(Data records)
━━━━━━━━
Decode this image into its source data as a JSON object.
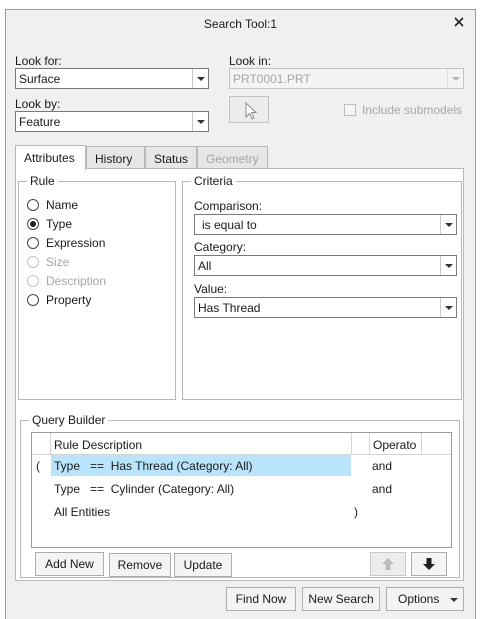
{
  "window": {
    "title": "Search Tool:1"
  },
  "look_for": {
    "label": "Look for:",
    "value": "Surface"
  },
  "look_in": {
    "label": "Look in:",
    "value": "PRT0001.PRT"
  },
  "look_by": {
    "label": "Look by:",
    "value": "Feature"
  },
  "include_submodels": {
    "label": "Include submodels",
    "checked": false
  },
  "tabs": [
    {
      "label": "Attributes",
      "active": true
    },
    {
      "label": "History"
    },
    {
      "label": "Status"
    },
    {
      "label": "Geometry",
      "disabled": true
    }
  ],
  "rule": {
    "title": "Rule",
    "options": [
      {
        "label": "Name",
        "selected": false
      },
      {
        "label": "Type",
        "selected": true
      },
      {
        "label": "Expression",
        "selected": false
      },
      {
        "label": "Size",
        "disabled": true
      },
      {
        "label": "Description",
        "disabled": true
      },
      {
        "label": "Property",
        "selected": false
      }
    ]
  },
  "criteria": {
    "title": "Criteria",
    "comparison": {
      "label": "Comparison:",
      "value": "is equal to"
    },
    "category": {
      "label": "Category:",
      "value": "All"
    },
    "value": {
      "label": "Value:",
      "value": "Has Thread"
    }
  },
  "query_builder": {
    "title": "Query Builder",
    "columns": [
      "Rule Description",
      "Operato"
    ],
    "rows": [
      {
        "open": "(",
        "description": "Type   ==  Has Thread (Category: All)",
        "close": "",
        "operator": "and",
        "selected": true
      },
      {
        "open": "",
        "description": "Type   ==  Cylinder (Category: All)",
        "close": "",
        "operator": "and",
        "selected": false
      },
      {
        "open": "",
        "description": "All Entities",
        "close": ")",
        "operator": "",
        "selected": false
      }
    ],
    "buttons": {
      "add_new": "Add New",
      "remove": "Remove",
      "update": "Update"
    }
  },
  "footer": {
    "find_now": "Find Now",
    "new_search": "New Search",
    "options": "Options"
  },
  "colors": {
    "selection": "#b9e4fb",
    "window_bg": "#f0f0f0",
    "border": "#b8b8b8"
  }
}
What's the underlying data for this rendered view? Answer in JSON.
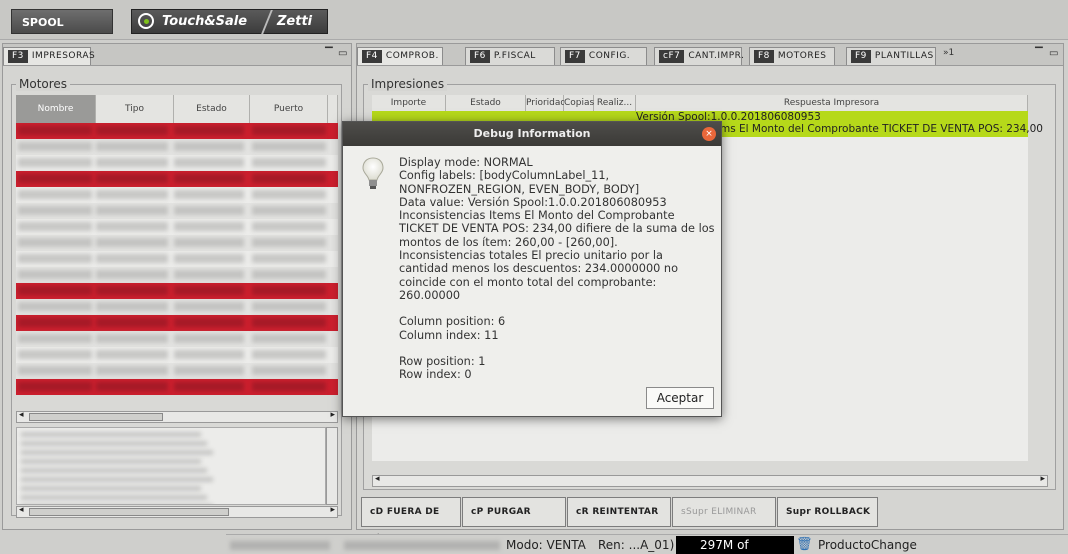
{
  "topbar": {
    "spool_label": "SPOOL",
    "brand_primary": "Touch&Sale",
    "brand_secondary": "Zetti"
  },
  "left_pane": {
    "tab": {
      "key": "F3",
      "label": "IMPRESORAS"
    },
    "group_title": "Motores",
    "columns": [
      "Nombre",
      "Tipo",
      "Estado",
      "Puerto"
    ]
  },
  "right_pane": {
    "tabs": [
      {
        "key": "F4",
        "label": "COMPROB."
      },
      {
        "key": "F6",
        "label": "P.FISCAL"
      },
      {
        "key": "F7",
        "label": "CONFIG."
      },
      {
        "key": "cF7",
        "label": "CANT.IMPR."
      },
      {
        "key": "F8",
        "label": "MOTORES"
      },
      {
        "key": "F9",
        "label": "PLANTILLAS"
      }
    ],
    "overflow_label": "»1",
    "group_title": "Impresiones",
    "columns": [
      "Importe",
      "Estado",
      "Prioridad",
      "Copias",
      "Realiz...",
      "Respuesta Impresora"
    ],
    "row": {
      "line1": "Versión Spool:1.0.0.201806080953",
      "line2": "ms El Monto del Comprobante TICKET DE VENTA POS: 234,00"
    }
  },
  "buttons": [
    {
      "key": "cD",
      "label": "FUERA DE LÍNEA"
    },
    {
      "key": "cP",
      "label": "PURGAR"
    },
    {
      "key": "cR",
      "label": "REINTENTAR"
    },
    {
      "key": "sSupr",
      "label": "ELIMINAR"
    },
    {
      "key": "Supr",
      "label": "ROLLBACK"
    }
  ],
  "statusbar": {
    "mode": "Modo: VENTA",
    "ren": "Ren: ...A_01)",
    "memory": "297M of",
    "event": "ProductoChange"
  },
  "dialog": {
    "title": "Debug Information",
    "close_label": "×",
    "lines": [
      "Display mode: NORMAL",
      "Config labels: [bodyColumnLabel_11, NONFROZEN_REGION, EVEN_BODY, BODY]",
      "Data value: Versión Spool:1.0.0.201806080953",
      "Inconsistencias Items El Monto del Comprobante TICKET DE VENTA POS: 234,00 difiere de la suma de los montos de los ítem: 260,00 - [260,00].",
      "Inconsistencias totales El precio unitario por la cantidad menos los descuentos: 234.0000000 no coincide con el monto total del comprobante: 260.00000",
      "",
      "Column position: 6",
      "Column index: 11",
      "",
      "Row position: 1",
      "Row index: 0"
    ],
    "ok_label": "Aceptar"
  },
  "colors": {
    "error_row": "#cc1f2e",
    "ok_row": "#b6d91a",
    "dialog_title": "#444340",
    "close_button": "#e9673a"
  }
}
━━━━━━━━
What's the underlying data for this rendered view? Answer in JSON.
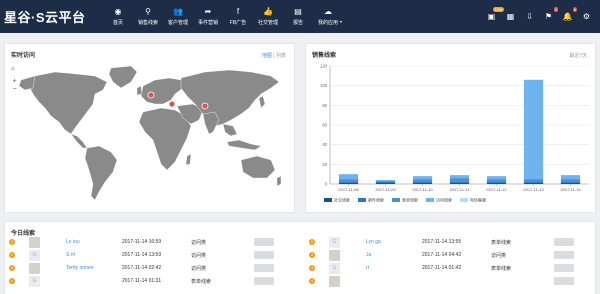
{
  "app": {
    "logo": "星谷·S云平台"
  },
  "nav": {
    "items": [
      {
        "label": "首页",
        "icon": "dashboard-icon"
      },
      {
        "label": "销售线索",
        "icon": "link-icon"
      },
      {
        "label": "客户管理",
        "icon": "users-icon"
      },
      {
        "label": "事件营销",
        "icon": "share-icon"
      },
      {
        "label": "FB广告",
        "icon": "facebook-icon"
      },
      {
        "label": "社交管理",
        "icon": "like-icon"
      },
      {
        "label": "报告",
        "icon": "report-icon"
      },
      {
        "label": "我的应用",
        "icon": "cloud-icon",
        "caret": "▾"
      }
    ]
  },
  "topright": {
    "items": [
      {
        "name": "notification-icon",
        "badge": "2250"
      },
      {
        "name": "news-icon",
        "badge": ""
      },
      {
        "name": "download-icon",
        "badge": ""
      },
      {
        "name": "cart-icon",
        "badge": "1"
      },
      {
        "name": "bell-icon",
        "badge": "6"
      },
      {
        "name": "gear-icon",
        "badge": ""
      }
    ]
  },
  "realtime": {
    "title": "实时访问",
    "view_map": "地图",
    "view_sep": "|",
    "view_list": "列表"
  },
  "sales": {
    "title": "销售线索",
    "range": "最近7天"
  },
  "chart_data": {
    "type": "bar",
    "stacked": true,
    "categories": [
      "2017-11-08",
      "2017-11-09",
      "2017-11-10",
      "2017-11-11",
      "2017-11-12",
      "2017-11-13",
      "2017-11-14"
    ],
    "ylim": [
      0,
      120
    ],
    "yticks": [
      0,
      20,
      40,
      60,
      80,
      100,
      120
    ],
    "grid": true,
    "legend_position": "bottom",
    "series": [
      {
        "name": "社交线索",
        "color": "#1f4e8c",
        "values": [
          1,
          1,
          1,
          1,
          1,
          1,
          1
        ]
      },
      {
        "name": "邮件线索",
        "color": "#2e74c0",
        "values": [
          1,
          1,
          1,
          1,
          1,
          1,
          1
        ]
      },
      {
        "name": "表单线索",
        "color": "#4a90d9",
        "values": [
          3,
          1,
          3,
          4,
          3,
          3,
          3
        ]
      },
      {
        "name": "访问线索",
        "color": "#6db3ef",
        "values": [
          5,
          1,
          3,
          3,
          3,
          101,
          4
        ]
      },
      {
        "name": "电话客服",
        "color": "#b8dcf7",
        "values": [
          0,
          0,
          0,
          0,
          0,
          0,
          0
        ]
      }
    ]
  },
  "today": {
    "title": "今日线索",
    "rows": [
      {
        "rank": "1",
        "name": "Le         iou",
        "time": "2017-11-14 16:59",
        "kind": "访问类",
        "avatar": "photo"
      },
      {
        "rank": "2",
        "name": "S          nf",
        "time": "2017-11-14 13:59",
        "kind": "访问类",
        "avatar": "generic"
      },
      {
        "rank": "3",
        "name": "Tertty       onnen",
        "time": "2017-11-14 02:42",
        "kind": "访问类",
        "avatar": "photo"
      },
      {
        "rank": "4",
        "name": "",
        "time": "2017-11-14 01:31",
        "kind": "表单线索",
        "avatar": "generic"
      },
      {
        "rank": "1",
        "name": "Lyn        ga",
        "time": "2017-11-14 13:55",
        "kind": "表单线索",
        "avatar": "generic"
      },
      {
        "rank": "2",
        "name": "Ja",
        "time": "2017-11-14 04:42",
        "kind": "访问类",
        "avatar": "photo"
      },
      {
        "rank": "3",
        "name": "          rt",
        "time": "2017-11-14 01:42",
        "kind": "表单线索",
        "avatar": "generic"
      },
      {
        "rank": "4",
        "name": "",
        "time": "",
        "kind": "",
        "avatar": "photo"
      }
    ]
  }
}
━━━━━━━━
■ Request: Select every line where the word "VENTA" occurs.

■ Expected output:
      "line2": "ms El Monto del Comprobante TICKET DE VENTA POS: 234,00"
    "mode": "Modo: VENTA",
      "Inconsistencias Items El Monto del Comprobante TICKET DE VENTA POS: 234,00 difiere de la suma de los montos de los ítem: 260,00 - [260,00].",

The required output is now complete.